** Directive a **
Answer these questions from the Phil Hellmuth text:
(i) On what day of the week did the circus descend upon Las Vegas?
(ii) How many women in body paint trailed behind Hellmuth's entrance?
(iii) What did Hellmuth ram a race car into the day before his arrival?

**** Extract ****

Welcome to the Psychedelic Circus

By Pauly
Las Vegas, NV

I love a spectacle.

"This is the day of the freak show," muttered my French colleague, Benjo, as he angrily pecked away at his keyboard. "We have the crazy Indian, the Devil who scares the fuck out of Otis, and Phil Hellmuth."

The circus descended upon Las Vegas on a Sunday. Dreamers. Entrepreneurs. Politicians. Disaster capitalists. Brainwashed masses. Even a couple of animals or two filed into the Rio for the greatest show on Earth. The only thing missing was a glint of lysergic acid diethylamide to transform the surreal into the real.

It's hard to explain my specific role to my friends outside of poker who ask me about the daily grind as a poker writer. I mean, my life seems very normal to everyone in the poker industry... I travel the world watching people gamble large sums of money and write about it. That's pretty much it.

But outside of poker, my friends think we live in this glamorous universe with rainbows and strippers where everyone is richer than God. How do I explain to my friends what happened on Sunday? That I waited for thirty minutes with a rabid menagerie of fans and international media for a performance of epic proportions as a grown man, a professional at the top of his field, carried into a convention center by four other half-naked men, while a cavalcade of eleven women in body paint trailed behind while the hallway was adorned with one hundred scantily clad women who clapped at the one and only Phil Hellmuth's stately entrance.

Phil Hellmuth as Julius Caesar? That was the crux of the gauche publicity stunt by the heart of Hellmuth's UB machine. But let's not forget history... the almighty Caesar was stabbed to death by his colleagues.


Photo by Benjo

In the last few years, I've seen Hellmuth enter the Amazon Ballroom in many diverse forms, which demonstrated the gigantic size of his ego along with his showmanship ability. After all, poker is not a sport, rather it is sports entertainment.

Hellmuth was once flanked by bodyguards upon his arrival inside the Amazon Ballroom. To out do that gimmick, he arrived in a stretch limo and greeted by ESPN cameras.

The next year? He crashed a UB race car. That PR gaffe sorta fell apart the day before when Hellmuth rammed a race car into a pole in the parking lot, but Hellmuth arrived the next day very stiff and looking like a Nascar driver with eleven models (representing all 11 bracelets that he had won).

****

** Directive b **
In the records, substitute "sidebar-headline" for "sidebar-item-line" in the lines from the one containing "723, 333, 747]" up to and including the one containing "issue-date: چهارشنبه ۲", changing nothing else. Output only those lines.

**** Records supplied ****

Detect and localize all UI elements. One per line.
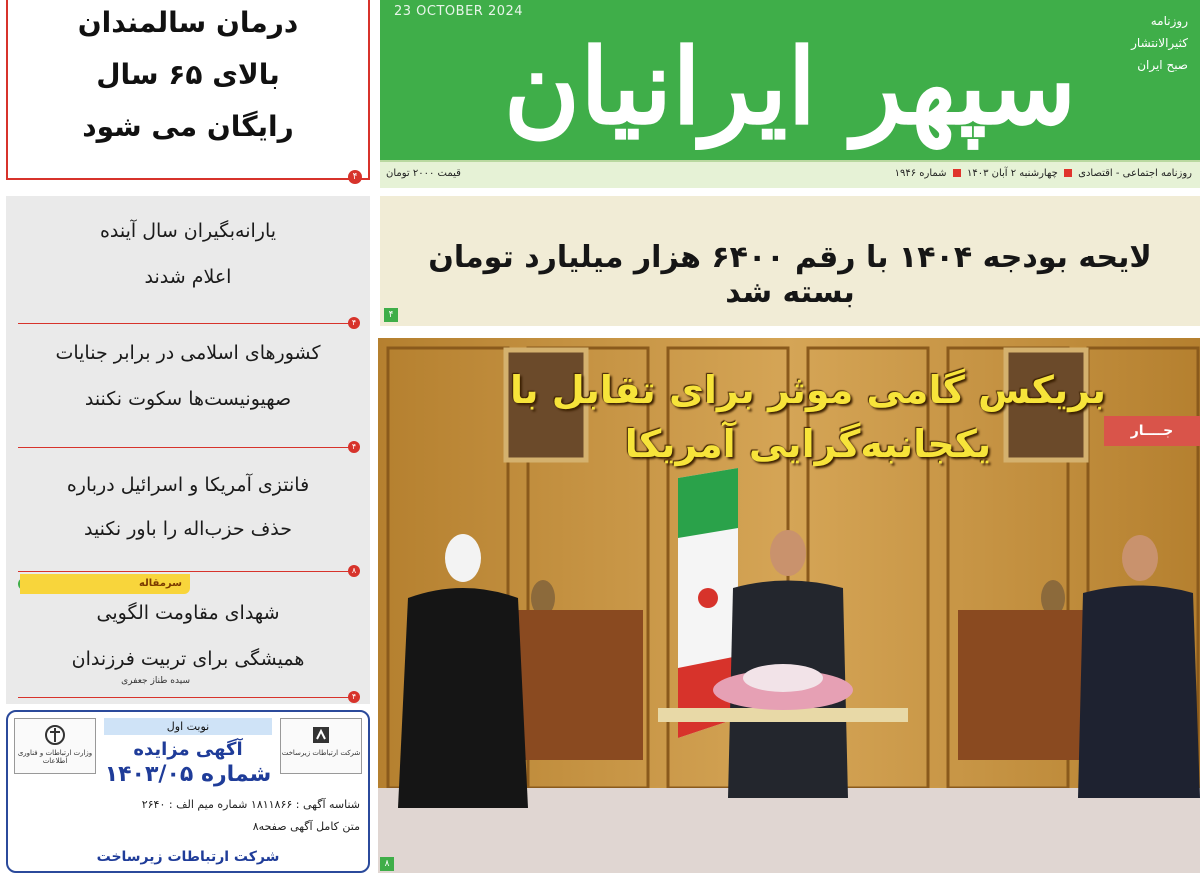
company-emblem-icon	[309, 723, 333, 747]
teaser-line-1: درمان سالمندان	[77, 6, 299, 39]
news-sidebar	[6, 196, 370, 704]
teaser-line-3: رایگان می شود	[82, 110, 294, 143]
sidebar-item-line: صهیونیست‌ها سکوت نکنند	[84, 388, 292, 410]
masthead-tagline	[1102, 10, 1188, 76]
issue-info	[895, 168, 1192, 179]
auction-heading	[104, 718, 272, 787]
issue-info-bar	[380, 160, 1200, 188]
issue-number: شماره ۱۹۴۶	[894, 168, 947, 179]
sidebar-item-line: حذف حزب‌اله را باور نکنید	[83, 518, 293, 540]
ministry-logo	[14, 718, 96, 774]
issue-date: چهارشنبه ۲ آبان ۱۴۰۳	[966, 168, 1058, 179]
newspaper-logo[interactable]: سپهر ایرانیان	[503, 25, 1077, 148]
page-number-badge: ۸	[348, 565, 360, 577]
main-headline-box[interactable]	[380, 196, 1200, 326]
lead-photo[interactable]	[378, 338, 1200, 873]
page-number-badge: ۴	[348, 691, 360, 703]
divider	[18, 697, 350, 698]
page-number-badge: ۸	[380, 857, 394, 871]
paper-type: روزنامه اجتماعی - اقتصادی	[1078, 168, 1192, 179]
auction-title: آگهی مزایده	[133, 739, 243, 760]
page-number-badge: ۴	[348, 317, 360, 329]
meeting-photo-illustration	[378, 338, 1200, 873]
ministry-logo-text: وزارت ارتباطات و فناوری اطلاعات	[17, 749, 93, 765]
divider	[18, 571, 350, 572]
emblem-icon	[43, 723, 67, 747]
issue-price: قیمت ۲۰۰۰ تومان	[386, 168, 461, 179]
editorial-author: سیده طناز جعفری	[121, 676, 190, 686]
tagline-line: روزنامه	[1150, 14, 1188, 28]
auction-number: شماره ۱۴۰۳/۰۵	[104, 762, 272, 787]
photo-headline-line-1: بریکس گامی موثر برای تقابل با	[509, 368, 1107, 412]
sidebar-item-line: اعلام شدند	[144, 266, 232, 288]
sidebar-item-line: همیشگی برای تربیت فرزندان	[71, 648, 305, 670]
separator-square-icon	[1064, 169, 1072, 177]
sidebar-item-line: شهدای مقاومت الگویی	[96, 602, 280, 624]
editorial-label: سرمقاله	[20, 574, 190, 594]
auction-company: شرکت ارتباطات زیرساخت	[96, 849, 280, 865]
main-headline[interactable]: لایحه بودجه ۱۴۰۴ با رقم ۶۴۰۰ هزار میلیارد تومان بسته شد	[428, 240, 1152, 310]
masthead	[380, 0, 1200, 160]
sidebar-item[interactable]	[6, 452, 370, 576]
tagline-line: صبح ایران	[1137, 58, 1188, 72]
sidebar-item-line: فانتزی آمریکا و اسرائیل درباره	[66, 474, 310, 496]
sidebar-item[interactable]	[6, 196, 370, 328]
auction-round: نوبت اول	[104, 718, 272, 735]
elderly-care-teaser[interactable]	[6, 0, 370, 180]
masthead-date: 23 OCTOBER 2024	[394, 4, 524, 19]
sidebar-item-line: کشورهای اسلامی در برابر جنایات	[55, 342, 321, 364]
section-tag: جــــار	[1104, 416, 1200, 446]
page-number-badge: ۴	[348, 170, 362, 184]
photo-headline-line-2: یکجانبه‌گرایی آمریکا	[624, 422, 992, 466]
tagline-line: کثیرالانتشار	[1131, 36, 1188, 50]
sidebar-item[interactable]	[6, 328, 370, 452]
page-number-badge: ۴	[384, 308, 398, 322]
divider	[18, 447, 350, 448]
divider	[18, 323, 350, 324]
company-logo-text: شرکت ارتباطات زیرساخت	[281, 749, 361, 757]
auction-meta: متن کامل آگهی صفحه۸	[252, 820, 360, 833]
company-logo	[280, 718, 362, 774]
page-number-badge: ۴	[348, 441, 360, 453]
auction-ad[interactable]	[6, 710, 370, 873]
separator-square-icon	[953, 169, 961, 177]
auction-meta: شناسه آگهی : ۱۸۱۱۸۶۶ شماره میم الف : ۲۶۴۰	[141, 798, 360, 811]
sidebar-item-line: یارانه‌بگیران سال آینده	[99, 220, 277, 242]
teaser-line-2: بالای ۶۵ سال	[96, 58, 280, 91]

****
**** Records supplied ****

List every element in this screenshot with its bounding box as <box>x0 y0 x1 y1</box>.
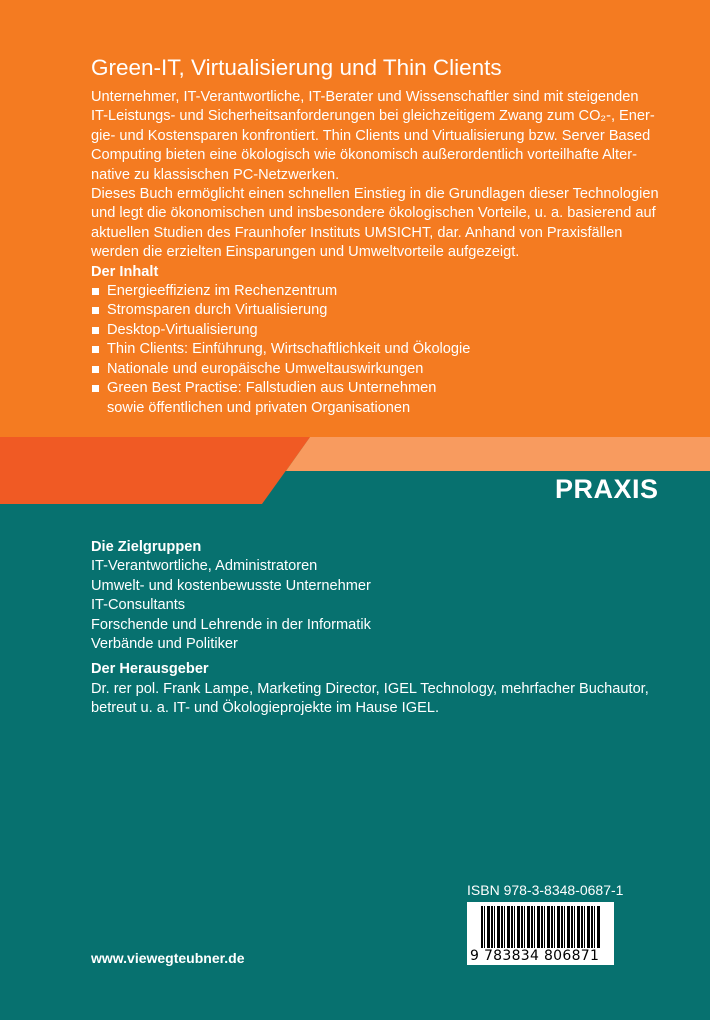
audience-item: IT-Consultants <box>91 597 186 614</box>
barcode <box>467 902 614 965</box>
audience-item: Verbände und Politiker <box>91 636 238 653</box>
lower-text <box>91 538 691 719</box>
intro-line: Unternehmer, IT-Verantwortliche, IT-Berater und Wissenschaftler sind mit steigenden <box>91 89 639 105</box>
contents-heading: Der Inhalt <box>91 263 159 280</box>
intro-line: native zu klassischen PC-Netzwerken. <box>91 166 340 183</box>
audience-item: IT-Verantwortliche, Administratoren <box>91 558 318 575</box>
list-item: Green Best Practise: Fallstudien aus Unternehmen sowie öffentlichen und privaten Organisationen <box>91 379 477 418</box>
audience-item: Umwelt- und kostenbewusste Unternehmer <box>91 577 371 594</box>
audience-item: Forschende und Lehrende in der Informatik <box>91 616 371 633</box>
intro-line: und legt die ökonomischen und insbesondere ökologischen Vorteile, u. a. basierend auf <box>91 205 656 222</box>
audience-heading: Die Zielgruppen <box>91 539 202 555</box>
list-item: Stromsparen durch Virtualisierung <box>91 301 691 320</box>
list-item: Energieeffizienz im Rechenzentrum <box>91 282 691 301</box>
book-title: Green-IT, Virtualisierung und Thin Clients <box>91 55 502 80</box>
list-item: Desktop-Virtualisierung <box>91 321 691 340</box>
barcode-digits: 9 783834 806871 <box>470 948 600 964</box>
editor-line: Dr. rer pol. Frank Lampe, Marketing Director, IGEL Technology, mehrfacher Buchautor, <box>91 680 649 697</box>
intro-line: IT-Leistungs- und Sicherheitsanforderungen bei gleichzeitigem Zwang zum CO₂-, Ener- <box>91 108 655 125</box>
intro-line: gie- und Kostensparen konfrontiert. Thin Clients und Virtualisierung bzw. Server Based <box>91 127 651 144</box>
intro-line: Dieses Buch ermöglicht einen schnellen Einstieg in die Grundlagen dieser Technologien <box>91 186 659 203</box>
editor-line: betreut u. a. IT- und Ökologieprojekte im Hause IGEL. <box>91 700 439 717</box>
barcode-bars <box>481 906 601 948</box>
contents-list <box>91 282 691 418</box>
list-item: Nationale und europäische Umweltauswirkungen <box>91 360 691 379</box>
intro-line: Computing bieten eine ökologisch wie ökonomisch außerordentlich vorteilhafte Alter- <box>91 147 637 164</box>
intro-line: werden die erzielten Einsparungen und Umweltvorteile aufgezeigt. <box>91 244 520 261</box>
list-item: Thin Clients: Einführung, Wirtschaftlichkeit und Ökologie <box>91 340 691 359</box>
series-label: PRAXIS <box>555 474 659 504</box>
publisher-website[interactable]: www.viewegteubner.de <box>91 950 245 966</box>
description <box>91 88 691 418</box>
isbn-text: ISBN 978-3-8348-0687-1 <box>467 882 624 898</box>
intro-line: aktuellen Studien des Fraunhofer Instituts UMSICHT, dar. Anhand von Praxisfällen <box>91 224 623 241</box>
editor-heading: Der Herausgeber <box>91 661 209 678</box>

****
**** Records supplied ****

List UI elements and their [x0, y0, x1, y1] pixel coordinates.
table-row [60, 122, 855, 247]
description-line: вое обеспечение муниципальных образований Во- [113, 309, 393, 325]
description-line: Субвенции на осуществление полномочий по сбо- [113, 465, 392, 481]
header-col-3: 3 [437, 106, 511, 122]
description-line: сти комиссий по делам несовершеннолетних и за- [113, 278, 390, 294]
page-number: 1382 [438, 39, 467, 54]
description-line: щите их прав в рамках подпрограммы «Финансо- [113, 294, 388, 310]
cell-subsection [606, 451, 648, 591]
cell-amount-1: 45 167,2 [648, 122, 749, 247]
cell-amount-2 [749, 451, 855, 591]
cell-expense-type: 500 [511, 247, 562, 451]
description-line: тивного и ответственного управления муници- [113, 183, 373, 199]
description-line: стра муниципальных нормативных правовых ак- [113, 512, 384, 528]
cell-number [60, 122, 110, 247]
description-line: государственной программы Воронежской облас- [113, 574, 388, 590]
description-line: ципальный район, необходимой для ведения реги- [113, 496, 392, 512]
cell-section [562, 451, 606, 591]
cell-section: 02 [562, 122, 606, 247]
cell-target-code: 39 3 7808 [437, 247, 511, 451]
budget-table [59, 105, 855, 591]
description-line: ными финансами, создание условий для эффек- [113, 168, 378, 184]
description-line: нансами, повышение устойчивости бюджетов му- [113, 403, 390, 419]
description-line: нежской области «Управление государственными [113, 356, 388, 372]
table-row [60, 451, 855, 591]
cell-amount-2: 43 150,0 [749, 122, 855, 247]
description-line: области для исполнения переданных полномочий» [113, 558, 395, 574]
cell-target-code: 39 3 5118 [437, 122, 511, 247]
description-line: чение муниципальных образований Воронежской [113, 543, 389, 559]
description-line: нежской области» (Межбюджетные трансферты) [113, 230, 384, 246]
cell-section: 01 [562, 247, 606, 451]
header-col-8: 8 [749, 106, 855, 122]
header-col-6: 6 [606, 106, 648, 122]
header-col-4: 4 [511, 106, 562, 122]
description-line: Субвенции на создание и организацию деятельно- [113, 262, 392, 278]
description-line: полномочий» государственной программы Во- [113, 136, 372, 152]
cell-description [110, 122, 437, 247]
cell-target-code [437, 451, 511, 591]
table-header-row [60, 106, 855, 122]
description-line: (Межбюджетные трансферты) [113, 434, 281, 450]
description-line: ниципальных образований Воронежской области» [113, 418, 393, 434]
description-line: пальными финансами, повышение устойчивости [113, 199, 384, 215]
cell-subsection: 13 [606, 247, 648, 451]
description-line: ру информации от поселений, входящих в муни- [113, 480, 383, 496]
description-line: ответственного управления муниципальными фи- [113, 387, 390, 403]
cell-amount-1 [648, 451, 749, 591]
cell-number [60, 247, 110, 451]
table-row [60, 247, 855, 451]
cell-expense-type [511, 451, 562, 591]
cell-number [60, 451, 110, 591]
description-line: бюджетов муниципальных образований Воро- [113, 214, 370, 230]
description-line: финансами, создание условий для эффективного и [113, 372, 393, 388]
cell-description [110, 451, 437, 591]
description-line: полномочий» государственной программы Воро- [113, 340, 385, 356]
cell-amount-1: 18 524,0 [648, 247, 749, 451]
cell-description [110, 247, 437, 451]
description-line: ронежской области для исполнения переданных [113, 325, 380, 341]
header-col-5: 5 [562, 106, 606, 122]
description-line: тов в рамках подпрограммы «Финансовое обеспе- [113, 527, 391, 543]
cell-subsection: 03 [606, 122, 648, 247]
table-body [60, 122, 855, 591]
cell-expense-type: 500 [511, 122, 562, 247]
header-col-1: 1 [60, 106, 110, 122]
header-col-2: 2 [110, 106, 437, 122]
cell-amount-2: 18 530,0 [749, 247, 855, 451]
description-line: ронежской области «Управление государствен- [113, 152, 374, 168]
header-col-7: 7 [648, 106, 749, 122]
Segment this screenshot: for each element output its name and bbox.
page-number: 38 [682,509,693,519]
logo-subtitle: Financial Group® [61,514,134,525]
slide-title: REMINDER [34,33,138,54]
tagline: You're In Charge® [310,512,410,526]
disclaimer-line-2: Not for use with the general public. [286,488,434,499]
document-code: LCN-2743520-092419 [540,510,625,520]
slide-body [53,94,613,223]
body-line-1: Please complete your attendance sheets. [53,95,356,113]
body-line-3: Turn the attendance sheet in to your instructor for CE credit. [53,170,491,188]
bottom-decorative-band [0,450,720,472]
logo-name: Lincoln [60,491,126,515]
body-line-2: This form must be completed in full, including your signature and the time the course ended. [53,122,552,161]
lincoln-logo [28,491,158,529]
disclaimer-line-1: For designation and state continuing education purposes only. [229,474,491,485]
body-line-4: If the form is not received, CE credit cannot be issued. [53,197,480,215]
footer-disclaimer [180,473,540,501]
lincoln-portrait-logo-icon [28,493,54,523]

****

** Task answer a **
(i) Sunday
(ii) Eleven
(iii) A pole in the parking lot

** Task answer b **
company-emblem-icon	[309, 723, 333, 747]
teaser-line-1: درمان سالمندان	[77, 6, 299, 39]
news-sidebar	[6, 196, 370, 704]
teaser-line-3: رایگان می شود	[82, 110, 294, 143]
sidebar-headline: صهیونیست‌ها سکوت نکنند	[84, 388, 292, 410]
masthead-tagline	[1102, 10, 1188, 76]
issue-info	[895, 168, 1192, 179]
auction-heading	[104, 718, 272, 787]
issue-info-bar	[380, 160, 1200, 188]
issue-number: شماره ۱۹۴۶	[894, 168, 947, 179]
sidebar-headline: حذف حزب‌اله را باور نکنید	[83, 518, 293, 540]
ministry-logo	[14, 718, 96, 774]
issue-date: چهارشنبه ۲ آبان ۱۴۰۳	[966, 168, 1058, 179]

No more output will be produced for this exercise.